Records provided.
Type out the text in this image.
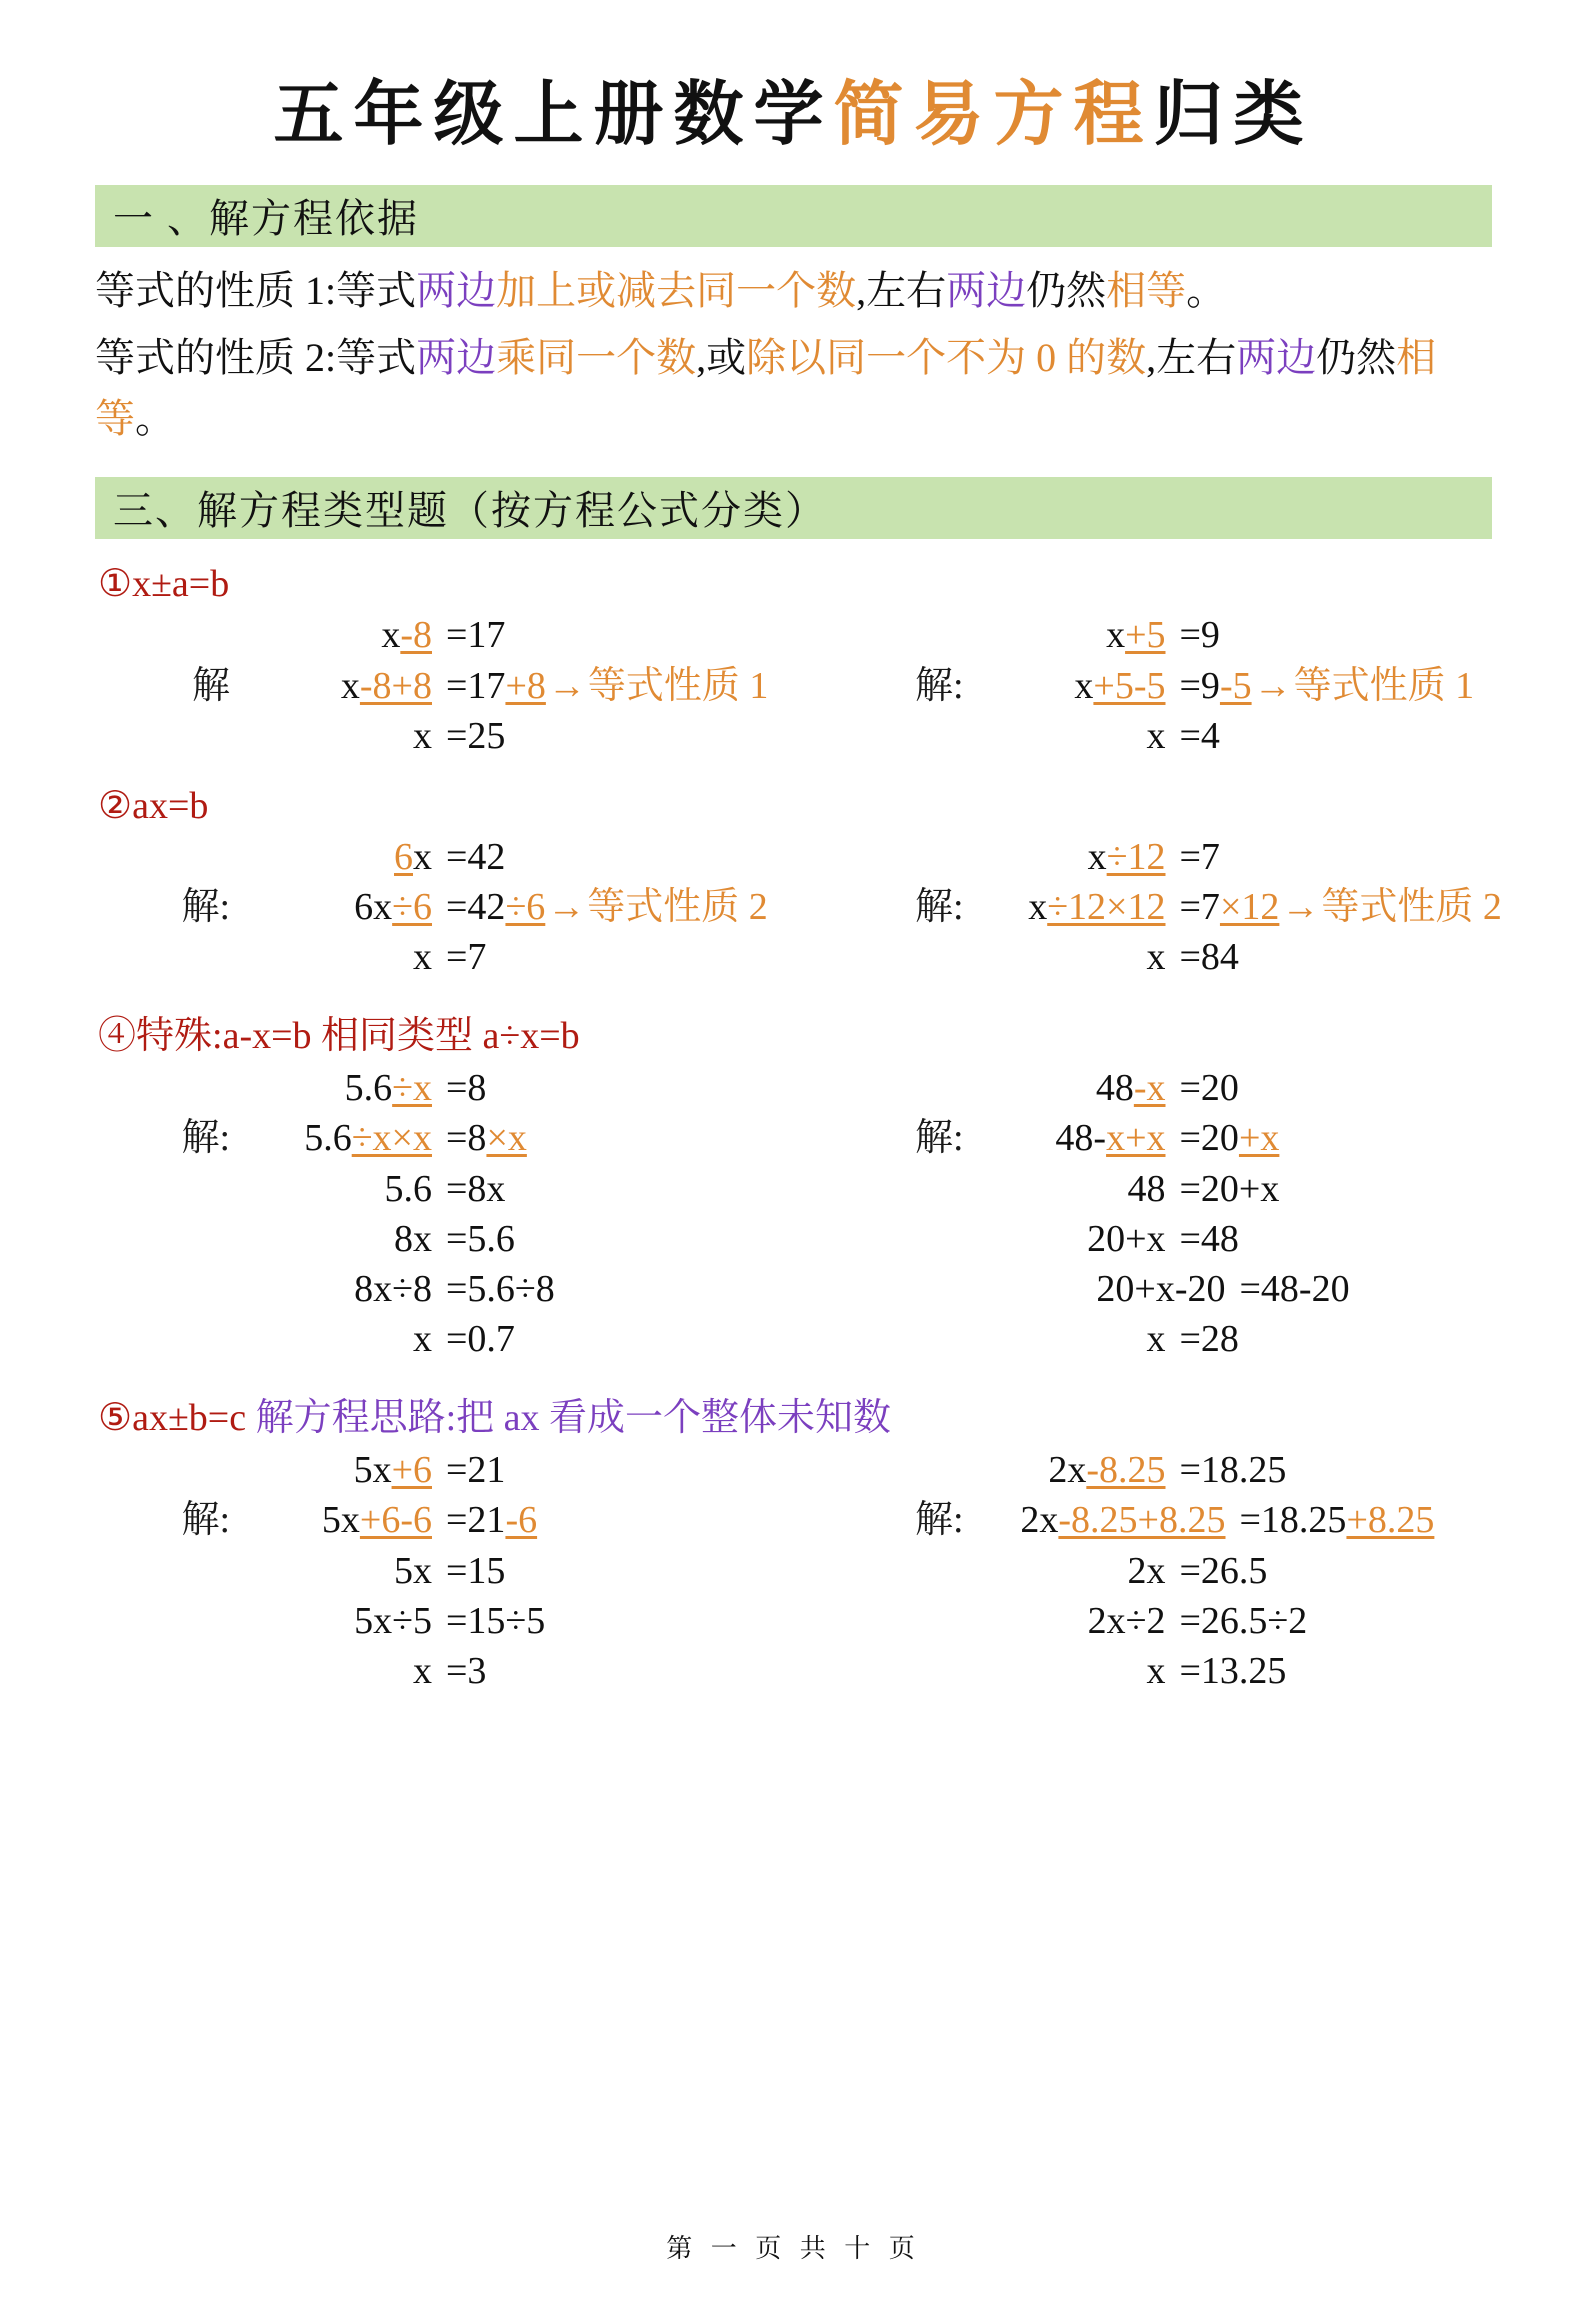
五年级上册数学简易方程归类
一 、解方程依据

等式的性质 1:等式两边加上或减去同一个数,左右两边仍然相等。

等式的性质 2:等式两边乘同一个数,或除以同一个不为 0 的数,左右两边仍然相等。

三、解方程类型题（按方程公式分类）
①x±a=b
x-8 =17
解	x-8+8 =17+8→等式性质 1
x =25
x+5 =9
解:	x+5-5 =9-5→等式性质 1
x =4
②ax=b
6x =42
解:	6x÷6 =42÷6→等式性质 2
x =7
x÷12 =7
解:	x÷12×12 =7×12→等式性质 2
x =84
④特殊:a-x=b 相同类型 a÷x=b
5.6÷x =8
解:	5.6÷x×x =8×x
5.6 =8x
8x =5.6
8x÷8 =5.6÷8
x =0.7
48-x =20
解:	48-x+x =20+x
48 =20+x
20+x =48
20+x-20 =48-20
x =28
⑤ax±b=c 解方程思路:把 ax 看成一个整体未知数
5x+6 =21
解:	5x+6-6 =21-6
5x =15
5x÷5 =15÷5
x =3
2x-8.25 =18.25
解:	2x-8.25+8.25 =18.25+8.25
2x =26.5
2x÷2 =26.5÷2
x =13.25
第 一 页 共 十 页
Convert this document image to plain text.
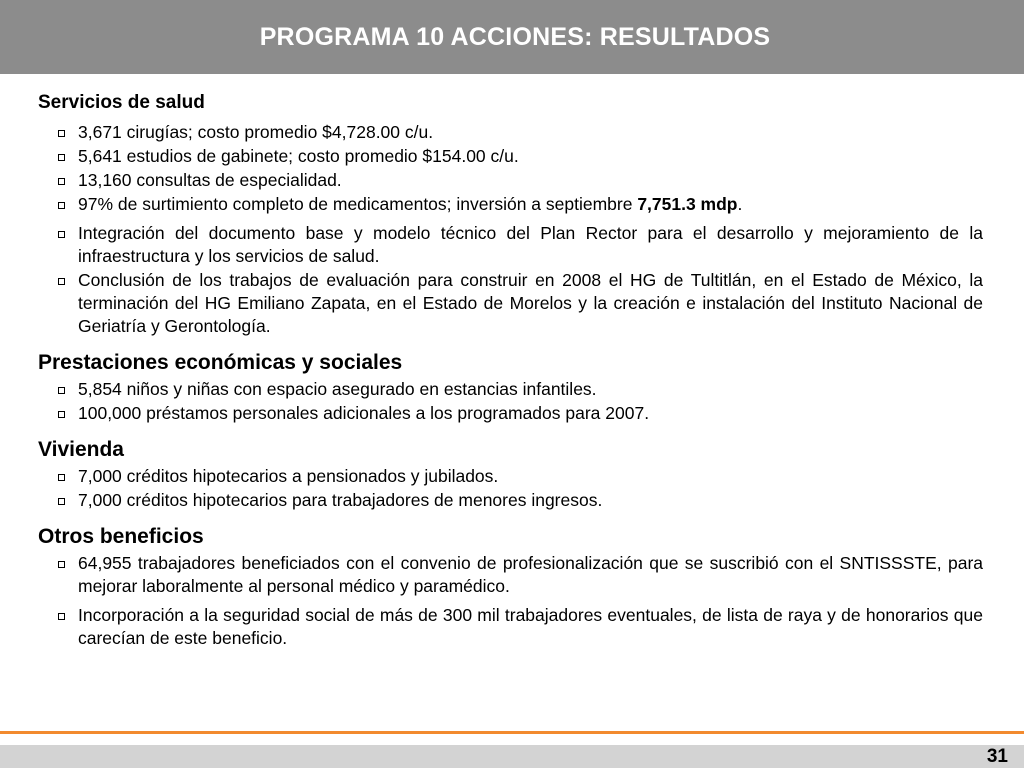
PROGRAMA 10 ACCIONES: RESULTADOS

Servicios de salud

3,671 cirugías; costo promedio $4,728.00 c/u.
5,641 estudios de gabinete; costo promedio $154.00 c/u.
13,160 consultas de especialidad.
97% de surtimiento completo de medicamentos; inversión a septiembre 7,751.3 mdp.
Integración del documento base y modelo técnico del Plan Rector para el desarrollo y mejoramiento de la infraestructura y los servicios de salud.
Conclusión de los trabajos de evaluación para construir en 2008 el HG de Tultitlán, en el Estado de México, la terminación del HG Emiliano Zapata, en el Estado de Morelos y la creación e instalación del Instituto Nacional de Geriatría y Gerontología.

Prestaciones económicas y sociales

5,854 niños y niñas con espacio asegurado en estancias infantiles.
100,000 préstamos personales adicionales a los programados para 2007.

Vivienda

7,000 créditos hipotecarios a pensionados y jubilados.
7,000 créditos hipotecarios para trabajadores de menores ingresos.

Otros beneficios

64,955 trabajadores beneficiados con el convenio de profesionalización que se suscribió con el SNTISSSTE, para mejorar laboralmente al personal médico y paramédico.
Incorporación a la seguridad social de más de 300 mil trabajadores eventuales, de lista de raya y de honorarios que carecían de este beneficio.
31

Problem details.
Your task is to repeat the material above exactly, without its pictures.

Complete answer.
Type out the text in this image.
五年级上册数学简易方程归类
一 、解方程依据

等式的性质 1:等式两边加上或减去同一个数,左右两边仍然相等。

等式的性质 2:等式两边乘同一个数,或除以同一个不为 0 的数,左右两边仍然相等。

三、解方程类型题（按方程公式分类）
①x±a=b
x-8 =17
解	x-8+8 =17+8→等式性质 1
x =25
x+5 =9
解:	x+5-5 =9-5→等式性质 1
x =4
②ax=b
6x =42
解:	6x÷6 =42÷6→等式性质 2
x =7
x÷12 =7
解:	x÷12×12 =7×12→等式性质 2
x =84
④特殊:a-x=b 相同类型 a÷x=b
5.6÷x =8
解:	5.6÷x×x =8×x
5.6 =8x
8x =5.6
8x÷8 =5.6÷8
x =0.7
48-x =20
解:	48-x+x =20+x
48 =20+x
20+x =48
20+x-20 =48-20
x =28
⑤ax±b=c 解方程思路:把 ax 看成一个整体未知数
5x+6 =21
解:	5x+6-6 =21-6
5x =15
5x÷5 =15÷5
x =3
2x-8.25 =18.25
解:	2x-8.25+8.25 =18.25+8.25
2x =26.5
2x÷2 =26.5÷2
x =13.25
第 一 页 共 十 页
Convert this document image to plain text.
PROGRAMA 10 ACCIONES: RESULTADOS

Servicios de salud

3,671 cirugías; costo promedio $4,728.00 c/u.
5,641 estudios de gabinete; costo promedio $154.00 c/u.
13,160 consultas de especialidad.
97% de surtimiento completo de medicamentos; inversión a septiembre 7,751.3 mdp.
Integración del documento base y modelo técnico del Plan Rector para el desarrollo y mejoramiento de la infraestructura y los servicios de salud.
Conclusión de los trabajos de evaluación para construir en 2008 el HG de Tultitlán, en el Estado de México, la terminación del HG Emiliano Zapata, en el Estado de Morelos y la creación e instalación del Instituto Nacional de Geriatría y Gerontología.

Prestaciones económicas y sociales

5,854 niños y niñas con espacio asegurado en estancias infantiles.
100,000 préstamos personales adicionales a los programados para 2007.

Vivienda

7,000 créditos hipotecarios a pensionados y jubilados.
7,000 créditos hipotecarios para trabajadores de menores ingresos.

Otros beneficios

64,955 trabajadores beneficiados con el convenio de profesionalización que se suscribió con el SNTISSSTE, para mejorar laboralmente al personal médico y paramédico.
Incorporación a la seguridad social de más de 300 mil trabajadores eventuales, de lista de raya y de honorarios que carecían de este beneficio.
31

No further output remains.